Problem statement: Nothing in the data should change when you return it, but leave the pictures out.

[Stored entries]
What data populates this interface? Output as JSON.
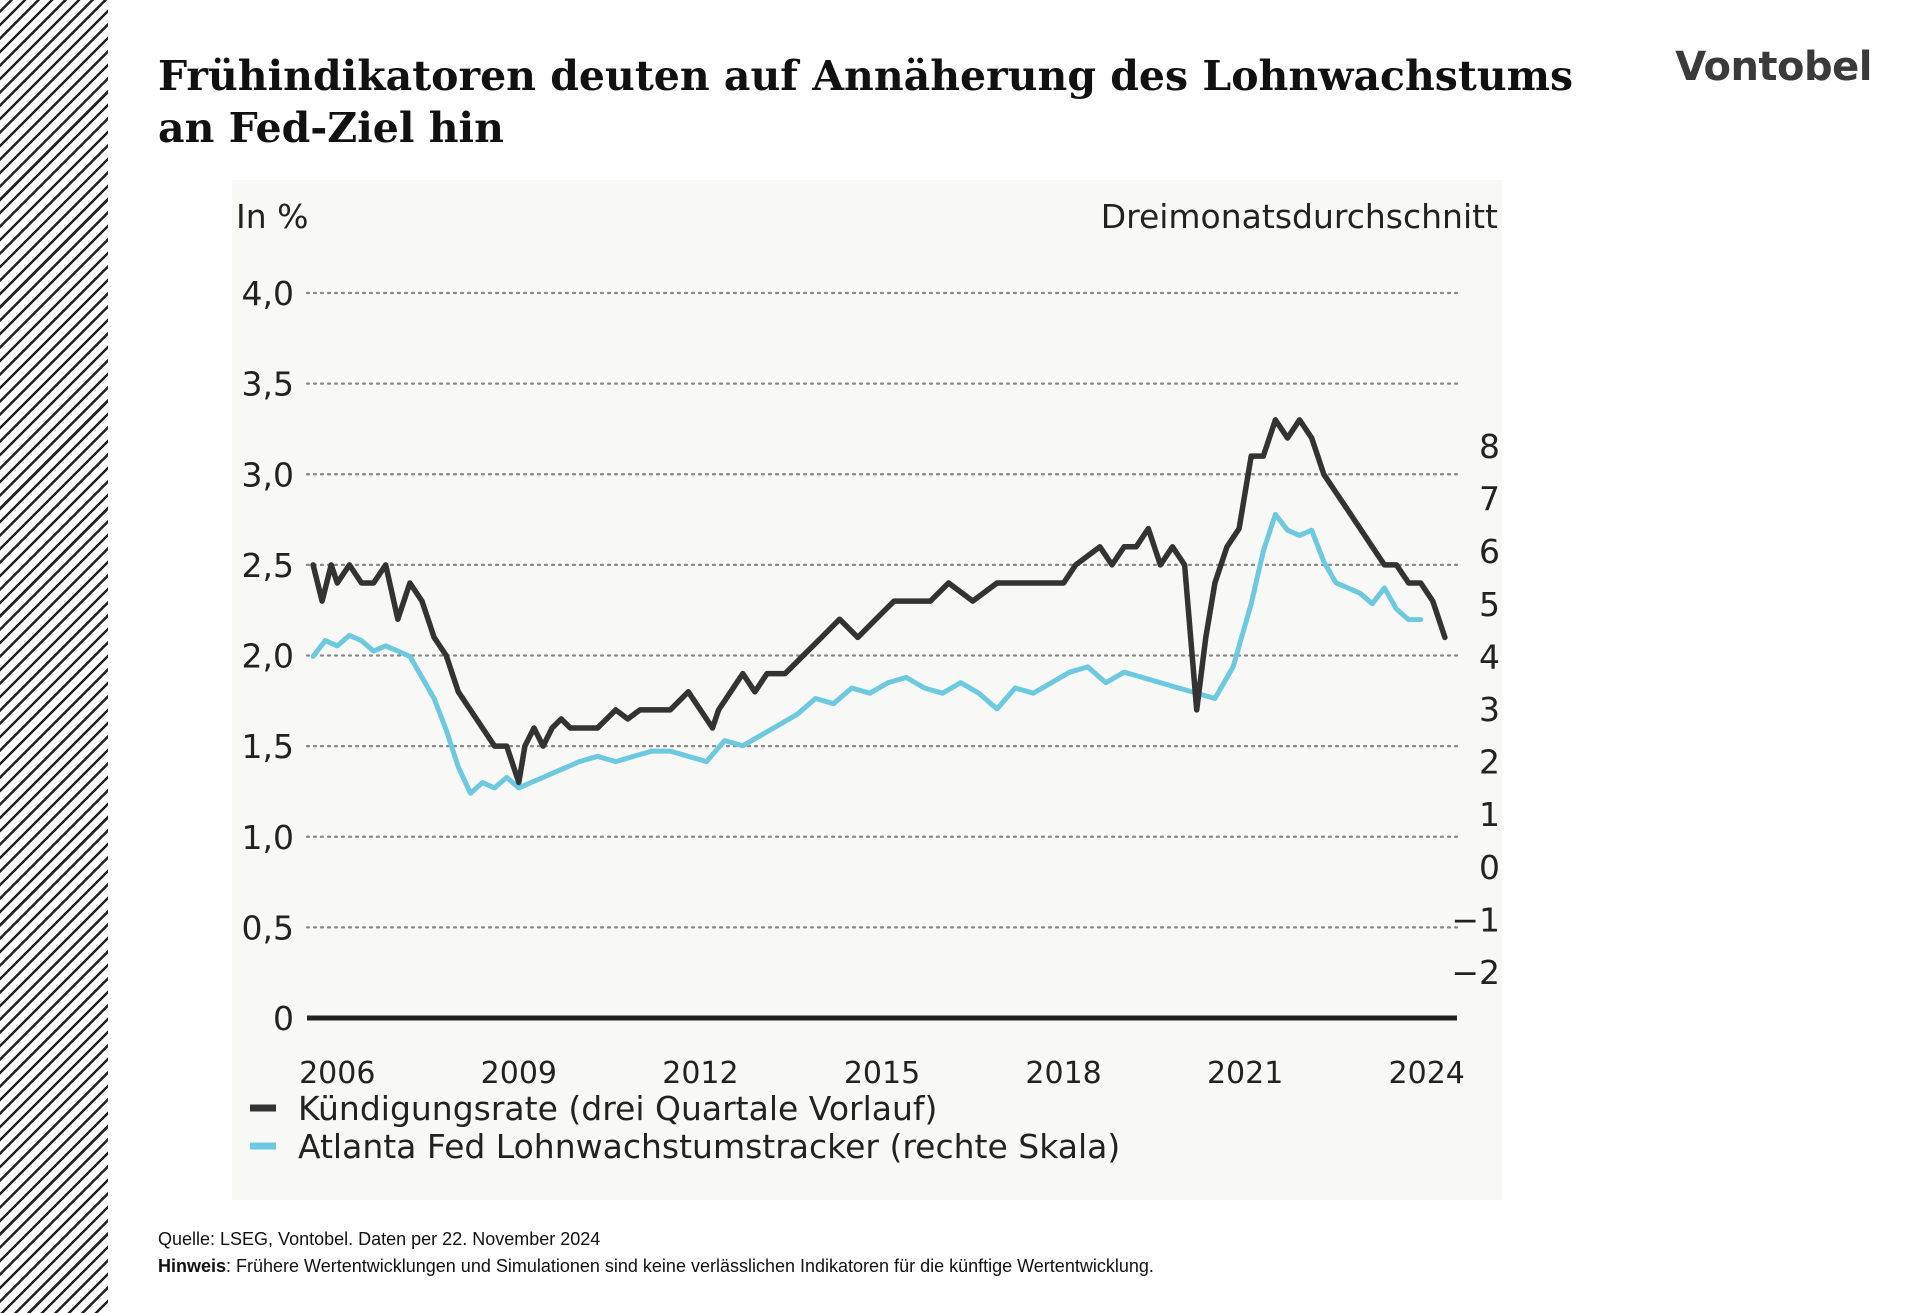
{
  "header": {
    "title": "Frühindikatoren deuten auf Annäherung des Lohnwachstums an Fed-Ziel hin",
    "logo": "Vontobel"
  },
  "footer": {
    "source": "Quelle: LSEG, Vontobel. Daten per 22. November 2024",
    "note_label": "Hinweis",
    "note_text": ": Frühere Wertentwicklungen und Simulationen sind keine verlässlichen Indikatoren für die künftige Wertentwicklung."
  },
  "chart_data": {
    "type": "line",
    "left_axis_title": "In %",
    "right_axis_title": "Dreimonatsdurchschnitt",
    "ylim_left": [
      0,
      4.0
    ],
    "yticks_left": [
      "0",
      "0,5",
      "1,0",
      "1,5",
      "2,0",
      "2,5",
      "3,0",
      "3,5",
      "4,0"
    ],
    "ylim_right": [
      -2,
      8
    ],
    "yticks_right": [
      "−2",
      "−1",
      "0",
      "1",
      "2",
      "3",
      "4",
      "5",
      "6",
      "7",
      "8"
    ],
    "xlim": [
      2005.5,
      2024.5
    ],
    "xticks": [
      "2006",
      "2009",
      "2012",
      "2015",
      "2018",
      "2021",
      "2024"
    ],
    "grid": "horizontal dotted",
    "legend_position": "bottom",
    "colors": {
      "series1": "#333333",
      "series2": "#6cc9e0",
      "grid": "#888888"
    },
    "series": [
      {
        "name": "Kündigungsrate (drei Quartale Vorlauf)",
        "axis": "left",
        "x": [
          2005.6,
          2005.75,
          2005.9,
          2006.0,
          2006.2,
          2006.4,
          2006.6,
          2006.8,
          2007.0,
          2007.2,
          2007.4,
          2007.6,
          2007.8,
          2008.0,
          2008.2,
          2008.4,
          2008.6,
          2008.8,
          2009.0,
          2009.1,
          2009.25,
          2009.4,
          2009.55,
          2009.7,
          2009.85,
          2010.0,
          2010.3,
          2010.6,
          2010.8,
          2011.0,
          2011.2,
          2011.5,
          2011.8,
          2012.0,
          2012.2,
          2012.3,
          2012.5,
          2012.7,
          2012.9,
          2013.1,
          2013.4,
          2013.7,
          2014.0,
          2014.3,
          2014.6,
          2014.9,
          2015.2,
          2015.5,
          2015.8,
          2016.1,
          2016.5,
          2016.9,
          2017.3,
          2017.7,
          2018.0,
          2018.2,
          2018.4,
          2018.6,
          2018.8,
          2019.0,
          2019.2,
          2019.4,
          2019.6,
          2019.8,
          2020.0,
          2020.2,
          2020.35,
          2020.5,
          2020.7,
          2020.9,
          2021.1,
          2021.3,
          2021.5,
          2021.7,
          2021.9,
          2022.1,
          2022.3,
          2022.5,
          2022.7,
          2022.9,
          2023.1,
          2023.3,
          2023.5,
          2023.7,
          2023.9,
          2024.1,
          2024.3
        ],
        "values": [
          2.5,
          2.3,
          2.5,
          2.4,
          2.5,
          2.4,
          2.4,
          2.5,
          2.2,
          2.4,
          2.3,
          2.1,
          2.0,
          1.8,
          1.7,
          1.6,
          1.5,
          1.5,
          1.3,
          1.5,
          1.6,
          1.5,
          1.6,
          1.65,
          1.6,
          1.6,
          1.6,
          1.7,
          1.65,
          1.7,
          1.7,
          1.7,
          1.8,
          1.7,
          1.6,
          1.7,
          1.8,
          1.9,
          1.8,
          1.9,
          1.9,
          2.0,
          2.1,
          2.2,
          2.1,
          2.2,
          2.3,
          2.3,
          2.3,
          2.4,
          2.3,
          2.4,
          2.4,
          2.4,
          2.4,
          2.5,
          2.55,
          2.6,
          2.5,
          2.6,
          2.6,
          2.7,
          2.5,
          2.6,
          2.5,
          1.7,
          2.1,
          2.4,
          2.6,
          2.7,
          3.1,
          3.1,
          3.3,
          3.2,
          3.3,
          3.2,
          3.0,
          2.9,
          2.8,
          2.7,
          2.6,
          2.5,
          2.5,
          2.4,
          2.4,
          2.3,
          2.1
        ]
      },
      {
        "name": "Atlanta Fed Lohnwachstumstracker (rechte Skala)",
        "axis": "right",
        "x": [
          2005.6,
          2005.8,
          2006.0,
          2006.2,
          2006.4,
          2006.6,
          2006.8,
          2007.0,
          2007.2,
          2007.4,
          2007.6,
          2007.8,
          2008.0,
          2008.2,
          2008.4,
          2008.6,
          2008.8,
          2009.0,
          2009.2,
          2009.4,
          2009.6,
          2009.8,
          2010.0,
          2010.3,
          2010.6,
          2010.9,
          2011.2,
          2011.5,
          2011.8,
          2012.1,
          2012.4,
          2012.7,
          2013.0,
          2013.3,
          2013.6,
          2013.9,
          2014.2,
          2014.5,
          2014.8,
          2015.1,
          2015.4,
          2015.7,
          2016.0,
          2016.3,
          2016.6,
          2016.9,
          2017.2,
          2017.5,
          2017.8,
          2018.1,
          2018.4,
          2018.7,
          2019.0,
          2019.3,
          2019.6,
          2019.9,
          2020.2,
          2020.5,
          2020.8,
          2021.1,
          2021.3,
          2021.5,
          2021.7,
          2021.9,
          2022.1,
          2022.3,
          2022.5,
          2022.7,
          2022.9,
          2023.1,
          2023.3,
          2023.5,
          2023.7,
          2023.9
        ],
        "values": [
          4.0,
          4.3,
          4.2,
          4.4,
          4.3,
          4.1,
          4.2,
          4.1,
          4.0,
          3.6,
          3.2,
          2.6,
          1.9,
          1.4,
          1.6,
          1.5,
          1.7,
          1.5,
          1.6,
          1.7,
          1.8,
          1.9,
          2.0,
          2.1,
          2.0,
          2.1,
          2.2,
          2.2,
          2.1,
          2.0,
          2.4,
          2.3,
          2.5,
          2.7,
          2.9,
          3.2,
          3.1,
          3.4,
          3.3,
          3.5,
          3.6,
          3.4,
          3.3,
          3.5,
          3.3,
          3.0,
          3.4,
          3.3,
          3.5,
          3.7,
          3.8,
          3.5,
          3.7,
          3.6,
          3.5,
          3.4,
          3.3,
          3.2,
          3.8,
          5.0,
          6.0,
          6.7,
          6.4,
          6.3,
          6.4,
          5.8,
          5.4,
          5.3,
          5.2,
          5.0,
          5.3,
          4.9,
          4.7,
          4.7
        ]
      }
    ]
  }
}
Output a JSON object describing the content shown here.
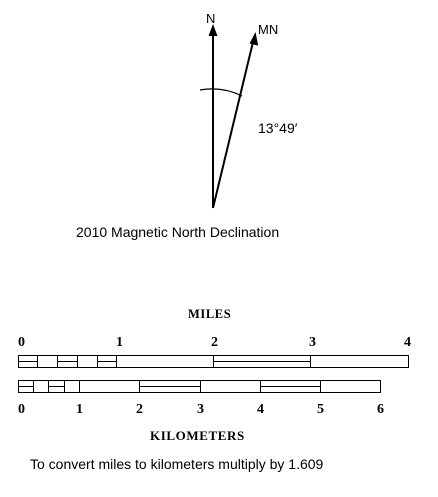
{
  "compass": {
    "true_north_label": "N",
    "magnetic_north_label": "MN",
    "declination": "13°49′",
    "caption": "2010 Magnetic North Declination"
  },
  "scale": {
    "miles_title": "MILES",
    "miles_ticks": [
      "0",
      "1",
      "2",
      "3",
      "4"
    ],
    "km_ticks": [
      "0",
      "1",
      "2",
      "3",
      "4",
      "5",
      "6"
    ],
    "km_title": "KILOMETERS",
    "note": "To convert miles to kilometers multiply by 1.609"
  }
}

Complete response:
What data populates this interface? Output as JSON.
{
  "header": {
    "title": "Frühindikatoren deuten auf Annäherung des Lohnwachstums an Fed-Ziel hin",
    "logo": "Vontobel"
  },
  "footer": {
    "source": "Quelle: LSEG, Vontobel. Daten per 22. November 2024",
    "note_label": "Hinweis",
    "note_text": ": Frühere Wertentwicklungen und Simulationen sind keine verlässlichen Indikatoren für die künftige Wertentwicklung."
  },
  "chart_data": {
    "type": "line",
    "left_axis_title": "In %",
    "right_axis_title": "Dreimonatsdurchschnitt",
    "ylim_left": [
      0,
      4.0
    ],
    "yticks_left": [
      "0",
      "0,5",
      "1,0",
      "1,5",
      "2,0",
      "2,5",
      "3,0",
      "3,5",
      "4,0"
    ],
    "ylim_right": [
      -2,
      8
    ],
    "yticks_right": [
      "−2",
      "−1",
      "0",
      "1",
      "2",
      "3",
      "4",
      "5",
      "6",
      "7",
      "8"
    ],
    "xlim": [
      2005.5,
      2024.5
    ],
    "xticks": [
      "2006",
      "2009",
      "2012",
      "2015",
      "2018",
      "2021",
      "2024"
    ],
    "grid": "horizontal dotted",
    "legend_position": "bottom",
    "colors": {
      "series1": "#333333",
      "series2": "#6cc9e0",
      "grid": "#888888"
    },
    "series": [
      {
        "name": "Kündigungsrate (drei Quartale Vorlauf)",
        "axis": "left",
        "x": [
          2005.6,
          2005.75,
          2005.9,
          2006.0,
          2006.2,
          2006.4,
          2006.6,
          2006.8,
          2007.0,
          2007.2,
          2007.4,
          2007.6,
          2007.8,
          2008.0,
          2008.2,
          2008.4,
          2008.6,
          2008.8,
          2009.0,
          2009.1,
          2009.25,
          2009.4,
          2009.55,
          2009.7,
          2009.85,
          2010.0,
          2010.3,
          2010.6,
          2010.8,
          2011.0,
          2011.2,
          2011.5,
          2011.8,
          2012.0,
          2012.2,
          2012.3,
          2012.5,
          2012.7,
          2012.9,
          2013.1,
          2013.4,
          2013.7,
          2014.0,
          2014.3,
          2014.6,
          2014.9,
          2015.2,
          2015.5,
          2015.8,
          2016.1,
          2016.5,
          2016.9,
          2017.3,
          2017.7,
          2018.0,
          2018.2,
          2018.4,
          2018.6,
          2018.8,
          2019.0,
          2019.2,
          2019.4,
          2019.6,
          2019.8,
          2020.0,
          2020.2,
          2020.35,
          2020.5,
          2020.7,
          2020.9,
          2021.1,
          2021.3,
          2021.5,
          2021.7,
          2021.9,
          2022.1,
          2022.3,
          2022.5,
          2022.7,
          2022.9,
          2023.1,
          2023.3,
          2023.5,
          2023.7,
          2023.9,
          2024.1,
          2024.3
        ],
        "values": [
          2.5,
          2.3,
          2.5,
          2.4,
          2.5,
          2.4,
          2.4,
          2.5,
          2.2,
          2.4,
          2.3,
          2.1,
          2.0,
          1.8,
          1.7,
          1.6,
          1.5,
          1.5,
          1.3,
          1.5,
          1.6,
          1.5,
          1.6,
          1.65,
          1.6,
          1.6,
          1.6,
          1.7,
          1.65,
          1.7,
          1.7,
          1.7,
          1.8,
          1.7,
          1.6,
          1.7,
          1.8,
          1.9,
          1.8,
          1.9,
          1.9,
          2.0,
          2.1,
          2.2,
          2.1,
          2.2,
          2.3,
          2.3,
          2.3,
          2.4,
          2.3,
          2.4,
          2.4,
          2.4,
          2.4,
          2.5,
          2.55,
          2.6,
          2.5,
          2.6,
          2.6,
          2.7,
          2.5,
          2.6,
          2.5,
          1.7,
          2.1,
          2.4,
          2.6,
          2.7,
          3.1,
          3.1,
          3.3,
          3.2,
          3.3,
          3.2,
          3.0,
          2.9,
          2.8,
          2.7,
          2.6,
          2.5,
          2.5,
          2.4,
          2.4,
          2.3,
          2.1
        ]
      },
      {
        "name": "Atlanta Fed Lohnwachstumstracker (rechte Skala)",
        "axis": "right",
        "x": [
          2005.6,
          2005.8,
          2006.0,
          2006.2,
          2006.4,
          2006.6,
          2006.8,
          2007.0,
          2007.2,
          2007.4,
          2007.6,
          2007.8,
          2008.0,
          2008.2,
          2008.4,
          2008.6,
          2008.8,
          2009.0,
          2009.2,
          2009.4,
          2009.6,
          2009.8,
          2010.0,
          2010.3,
          2010.6,
          2010.9,
          2011.2,
          2011.5,
          2011.8,
          2012.1,
          2012.4,
          2012.7,
          2013.0,
          2013.3,
          2013.6,
          2013.9,
          2014.2,
          2014.5,
          2014.8,
          2015.1,
          2015.4,
          2015.7,
          2016.0,
          2016.3,
          2016.6,
          2016.9,
          2017.2,
          2017.5,
          2017.8,
          2018.1,
          2018.4,
          2018.7,
          2019.0,
          2019.3,
          2019.6,
          2019.9,
          2020.2,
          2020.5,
          2020.8,
          2021.1,
          2021.3,
          2021.5,
          2021.7,
          2021.9,
          2022.1,
          2022.3,
          2022.5,
          2022.7,
          2022.9,
          2023.1,
          2023.3,
          2023.5,
          2023.7,
          2023.9
        ],
        "values": [
          4.0,
          4.3,
          4.2,
          4.4,
          4.3,
          4.1,
          4.2,
          4.1,
          4.0,
          3.6,
          3.2,
          2.6,
          1.9,
          1.4,
          1.6,
          1.5,
          1.7,
          1.5,
          1.6,
          1.7,
          1.8,
          1.9,
          2.0,
          2.1,
          2.0,
          2.1,
          2.2,
          2.2,
          2.1,
          2.0,
          2.4,
          2.3,
          2.5,
          2.7,
          2.9,
          3.2,
          3.1,
          3.4,
          3.3,
          3.5,
          3.6,
          3.4,
          3.3,
          3.5,
          3.3,
          3.0,
          3.4,
          3.3,
          3.5,
          3.7,
          3.8,
          3.5,
          3.7,
          3.6,
          3.5,
          3.4,
          3.3,
          3.2,
          3.8,
          5.0,
          6.0,
          6.7,
          6.4,
          6.3,
          6.4,
          5.8,
          5.4,
          5.3,
          5.2,
          5.0,
          5.3,
          4.9,
          4.7,
          4.7
        ]
      }
    ]
  }
}
Output a JSON object describing the content shown here.
{
  "compass": {
    "true_north_label": "N",
    "magnetic_north_label": "MN",
    "declination": "13°49′",
    "caption": "2010 Magnetic North Declination"
  },
  "scale": {
    "miles_title": "MILES",
    "miles_ticks": [
      "0",
      "1",
      "2",
      "3",
      "4"
    ],
    "km_ticks": [
      "0",
      "1",
      "2",
      "3",
      "4",
      "5",
      "6"
    ],
    "km_title": "KILOMETERS",
    "note": "To convert miles to kilometers multiply by 1.609"
  }
}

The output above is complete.